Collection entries
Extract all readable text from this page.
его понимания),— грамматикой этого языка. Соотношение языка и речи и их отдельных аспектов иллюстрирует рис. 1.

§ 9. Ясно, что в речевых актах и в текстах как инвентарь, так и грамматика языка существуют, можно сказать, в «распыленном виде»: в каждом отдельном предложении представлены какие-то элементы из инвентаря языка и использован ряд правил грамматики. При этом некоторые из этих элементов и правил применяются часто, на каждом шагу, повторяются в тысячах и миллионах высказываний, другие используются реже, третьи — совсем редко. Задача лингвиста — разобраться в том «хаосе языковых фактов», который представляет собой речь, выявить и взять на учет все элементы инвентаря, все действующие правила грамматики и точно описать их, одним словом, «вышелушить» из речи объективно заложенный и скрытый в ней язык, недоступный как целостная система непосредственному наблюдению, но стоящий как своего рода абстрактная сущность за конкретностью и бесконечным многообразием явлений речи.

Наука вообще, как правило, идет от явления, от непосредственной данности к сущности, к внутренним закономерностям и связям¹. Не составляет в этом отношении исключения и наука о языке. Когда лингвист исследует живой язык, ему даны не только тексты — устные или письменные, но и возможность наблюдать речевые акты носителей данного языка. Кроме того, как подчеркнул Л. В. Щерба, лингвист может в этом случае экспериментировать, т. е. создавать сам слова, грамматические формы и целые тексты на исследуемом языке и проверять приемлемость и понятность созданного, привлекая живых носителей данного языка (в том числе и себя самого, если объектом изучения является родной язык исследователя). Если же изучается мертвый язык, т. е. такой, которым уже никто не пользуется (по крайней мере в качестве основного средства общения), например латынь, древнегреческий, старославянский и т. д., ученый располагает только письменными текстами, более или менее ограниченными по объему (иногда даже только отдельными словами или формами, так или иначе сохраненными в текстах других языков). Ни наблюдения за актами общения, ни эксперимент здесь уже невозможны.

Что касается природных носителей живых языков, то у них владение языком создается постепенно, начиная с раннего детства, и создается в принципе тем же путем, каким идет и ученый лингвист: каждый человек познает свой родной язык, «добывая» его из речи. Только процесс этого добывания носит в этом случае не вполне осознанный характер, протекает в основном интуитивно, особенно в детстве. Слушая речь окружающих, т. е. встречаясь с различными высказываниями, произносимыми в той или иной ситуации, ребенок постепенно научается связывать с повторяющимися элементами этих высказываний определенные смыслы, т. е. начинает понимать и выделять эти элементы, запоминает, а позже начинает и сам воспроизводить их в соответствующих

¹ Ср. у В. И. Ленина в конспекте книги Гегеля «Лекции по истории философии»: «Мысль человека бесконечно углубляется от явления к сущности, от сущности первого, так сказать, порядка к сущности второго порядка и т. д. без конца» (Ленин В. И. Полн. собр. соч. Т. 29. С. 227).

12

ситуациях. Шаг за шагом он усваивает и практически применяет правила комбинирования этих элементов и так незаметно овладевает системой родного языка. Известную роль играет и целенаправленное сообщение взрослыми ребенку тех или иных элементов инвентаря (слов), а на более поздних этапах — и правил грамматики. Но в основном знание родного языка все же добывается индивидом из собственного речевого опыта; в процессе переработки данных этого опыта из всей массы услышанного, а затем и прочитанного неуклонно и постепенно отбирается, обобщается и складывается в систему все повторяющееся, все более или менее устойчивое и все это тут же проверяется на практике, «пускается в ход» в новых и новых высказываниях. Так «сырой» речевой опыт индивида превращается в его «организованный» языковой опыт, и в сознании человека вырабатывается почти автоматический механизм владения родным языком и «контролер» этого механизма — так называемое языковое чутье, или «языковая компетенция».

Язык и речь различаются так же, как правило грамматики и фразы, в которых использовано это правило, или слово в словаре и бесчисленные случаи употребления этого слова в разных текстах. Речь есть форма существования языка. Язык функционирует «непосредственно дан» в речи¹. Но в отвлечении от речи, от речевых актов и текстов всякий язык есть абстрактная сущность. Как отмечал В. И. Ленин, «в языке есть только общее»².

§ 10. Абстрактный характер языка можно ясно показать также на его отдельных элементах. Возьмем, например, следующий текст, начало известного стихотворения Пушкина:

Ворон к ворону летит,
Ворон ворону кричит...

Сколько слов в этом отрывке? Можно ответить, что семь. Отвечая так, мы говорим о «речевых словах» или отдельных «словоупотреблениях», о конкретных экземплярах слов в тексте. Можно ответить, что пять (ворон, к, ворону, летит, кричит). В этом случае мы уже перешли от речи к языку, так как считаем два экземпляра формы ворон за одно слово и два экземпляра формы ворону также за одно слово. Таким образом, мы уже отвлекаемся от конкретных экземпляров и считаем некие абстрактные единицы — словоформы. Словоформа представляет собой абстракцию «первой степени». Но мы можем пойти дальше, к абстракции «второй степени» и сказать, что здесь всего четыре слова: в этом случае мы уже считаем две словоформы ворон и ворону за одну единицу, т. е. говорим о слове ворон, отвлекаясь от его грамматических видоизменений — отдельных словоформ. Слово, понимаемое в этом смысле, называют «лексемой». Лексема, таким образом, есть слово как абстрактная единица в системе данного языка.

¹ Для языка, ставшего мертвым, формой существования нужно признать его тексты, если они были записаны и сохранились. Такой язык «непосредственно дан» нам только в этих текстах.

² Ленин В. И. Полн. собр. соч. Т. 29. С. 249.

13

SHORT PROBLEM:
Reproduce each line of the material above precisely.

RESPONSE:
Extract all readable text from this page.
его понимания),— грамматикой этого языка. Соотношение языка и речи и их отдельных аспектов иллюстрирует рис. 1.

§ 9. Ясно, что в речевых актах и в текстах как инвентарь, так и грамматика языка существуют, можно сказать, в «распыленном виде»: в каждом отдельном предложении представлены какие-то элементы из инвентаря языка и использован ряд правил грамматики. При этом некоторые из этих элементов и правил применяются часто, на каждом шагу, повторяются в тысячах и миллионах высказываний, другие используются реже, третьи — совсем редко. Задача лингвиста — разобраться в том «хаосе языковых фактов», который представляет собой речь, выявить и взять на учет все элементы инвентаря, все действующие правила грамматики и точно описать их, одним словом, «вышелушить» из речи объективно заложенный и скрытый в ней язык, недоступный как целостная система непосредственному наблюдению, но стоящий как своего рода абстрактная сущность за конкретностью и бесконечным многообразием явлений речи.

Наука вообще, как правило, идет от явления, от непосредственной данности к сущности, к внутренним закономерностям и связям¹. Не составляет в этом отношении исключения и наука о языке. Когда лингвист исследует живой язык, ему даны не только тексты — устные или письменные, но и возможность наблюдать речевые акты носителей данного языка. Кроме того, как подчеркнул Л. В. Щерба, лингвист может в этом случае экспериментировать, т. е. создавать сам слова, грамматические формы и целые тексты на исследуемом языке и проверять приемлемость и понятность созданного, привлекая живых носителей данного языка (в том числе и себя самого, если объектом изучения является родной язык исследователя). Если же изучается мертвый язык, т. е. такой, которым уже никто не пользуется (по крайней мере в качестве основного средства общения), например латынь, древнегреческий, старославянский и т. д., ученый располагает только письменными текстами, более или менее ограниченными по объему (иногда даже только отдельными словами или формами, так или иначе сохраненными в текстах других языков). Ни наблюдения за актами общения, ни эксперимент здесь уже невозможны.

Что касается природных носителей живых языков, то у них владение языком создается постепенно, начиная с раннего детства, и создается в принципе тем же путем, каким идет и ученый лингвист: каждый человек познает свой родной язык, «добывая» его из речи. Только процесс этого добывания носит в этом случае не вполне осознанный характер, протекает в основном интуитивно, особенно в детстве. Слушая речь окружающих, т. е. встречаясь с различными высказываниями, произносимыми в той или иной ситуации, ребенок постепенно научается связывать с повторяющимися элементами этих высказываний определенные смыслы, т. е. начинает понимать и выделять эти элементы, запоминает, а позже начинает и сам воспроизводить их в соответствующих

¹ Ср. у В. И. Ленина в конспекте книги Гегеля «Лекции по истории философии»: «Мысль человека бесконечно углубляется от явления к сущности, от сущности первого, так сказать, порядка к сущности второго порядка и т. д. без конца» (Ленин В. И. Полн. собр. соч. Т. 29. С. 227).

12

ситуациях. Шаг за шагом он усваивает и практически применяет правила комбинирования этих элементов и так незаметно овладевает системой родного языка. Известную роль играет и целенаправленное сообщение взрослыми ребенку тех или иных элементов инвентаря (слов), а на более поздних этапах — и правил грамматики. Но в основном знание родного языка все же добывается индивидом из собственного речевого опыта; в процессе переработки данных этого опыта из всей массы услышанного, а затем и прочитанного неуклонно и постепенно отбирается, обобщается и складывается в систему все повторяющееся, все более или менее устойчивое и все это тут же проверяется на практике, «пускается в ход» в новых и новых высказываниях. Так «сырой» речевой опыт индивида превращается в его «организованный» языковой опыт, и в сознании человека вырабатывается почти автоматический механизм владения родным языком и «контролер» этого механизма — так называемое языковое чутье, или «языковая компетенция».

Язык и речь различаются так же, как правило грамматики и фразы, в которых использовано это правило, или слово в словаре и бесчисленные случаи употребления этого слова в разных текстах. Речь есть форма существования языка. Язык функционирует «непосредственно дан» в речи¹. Но в отвлечении от речи, от речевых актов и текстов всякий язык есть абстрактная сущность. Как отмечал В. И. Ленин, «в языке есть только общее»².

§ 10. Абстрактный характер языка можно ясно показать также на его отдельных элементах. Возьмем, например, следующий текст, начало известного стихотворения Пушкина:

Ворон к ворону летит,
Ворон ворону кричит...

Сколько слов в этом отрывке? Можно ответить, что семь. Отвечая так, мы говорим о «речевых словах» или отдельных «словоупотреблениях», о конкретных экземплярах слов в тексте. Можно ответить, что пять (ворон, к, ворону, летит, кричит). В этом случае мы уже перешли от речи к языку, так как считаем два экземпляра формы ворон за одно слово и два экземпляра формы ворону также за одно слово. Таким образом, мы уже отвлекаемся от конкретных экземпляров и считаем некие абстрактные единицы — словоформы. Словоформа представляет собой абстракцию «первой степени». Но мы можем пойти дальше, к абстракции «второй степени» и сказать, что здесь всего четыре слова: в этом случае мы уже считаем две словоформы ворон и ворону за одну единицу, т. е. говорим о слове ворон, отвлекаясь от его грамматических видоизменений — отдельных словоформ. Слово, понимаемое в этом смысле, называют «лексемой». Лексема, таким образом, есть слово как абстрактная единица в системе данного языка.

¹ Для языка, ставшего мертвым, формой существования нужно признать его тексты, если они были записаны и сохранились. Такой язык «непосредственно дан» нам только в этих текстах.

² Ленин В. И. Полн. собр. соч. Т. 29. С. 249.

13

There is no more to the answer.